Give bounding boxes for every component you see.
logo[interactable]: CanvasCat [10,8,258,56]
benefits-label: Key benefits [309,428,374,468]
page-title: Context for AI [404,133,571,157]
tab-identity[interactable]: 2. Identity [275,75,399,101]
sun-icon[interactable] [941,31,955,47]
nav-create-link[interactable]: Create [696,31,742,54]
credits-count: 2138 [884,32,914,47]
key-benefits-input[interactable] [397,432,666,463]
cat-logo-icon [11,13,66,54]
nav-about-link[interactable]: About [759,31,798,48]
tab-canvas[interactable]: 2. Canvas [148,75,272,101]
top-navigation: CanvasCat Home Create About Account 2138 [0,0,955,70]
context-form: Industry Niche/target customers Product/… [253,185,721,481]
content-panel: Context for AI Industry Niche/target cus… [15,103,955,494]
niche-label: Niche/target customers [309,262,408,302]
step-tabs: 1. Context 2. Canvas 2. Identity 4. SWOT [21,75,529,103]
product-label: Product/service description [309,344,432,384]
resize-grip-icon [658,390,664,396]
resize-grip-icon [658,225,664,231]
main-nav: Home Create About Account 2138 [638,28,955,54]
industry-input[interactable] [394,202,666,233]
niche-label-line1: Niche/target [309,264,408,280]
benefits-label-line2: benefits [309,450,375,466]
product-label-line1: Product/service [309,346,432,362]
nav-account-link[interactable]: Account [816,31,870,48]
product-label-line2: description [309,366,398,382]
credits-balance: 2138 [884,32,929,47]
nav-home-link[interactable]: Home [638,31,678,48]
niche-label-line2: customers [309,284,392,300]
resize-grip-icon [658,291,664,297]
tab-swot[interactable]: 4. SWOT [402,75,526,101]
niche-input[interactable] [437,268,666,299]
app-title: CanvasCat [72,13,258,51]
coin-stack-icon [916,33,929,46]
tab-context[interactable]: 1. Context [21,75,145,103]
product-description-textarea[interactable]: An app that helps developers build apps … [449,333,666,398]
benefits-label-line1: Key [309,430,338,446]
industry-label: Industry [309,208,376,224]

____

§ THE TASK
Extract the rows from the start of the records through the line containing "tab-canvas[interactable]: 2. Canvas", and reproduce each one unchanged.

§ ANSWER FOR THIS EXERCISE
Give bounding boxes for every component you see.
logo[interactable]: CanvasCat [10,8,258,56]
benefits-label: Key benefits [309,428,374,468]
page-title: Context for AI [404,133,571,157]
tab-identity[interactable]: 2. Identity [275,75,399,101]
sun-icon[interactable] [941,31,955,47]
nav-create-link[interactable]: Create [696,31,742,54]
credits-count: 2138 [884,32,914,47]
key-benefits-input[interactable] [397,432,666,463]
cat-logo-icon [11,13,66,54]
nav-about-link[interactable]: About [759,31,798,48]
tab-canvas[interactable]: 2. Canvas [148,75,272,101]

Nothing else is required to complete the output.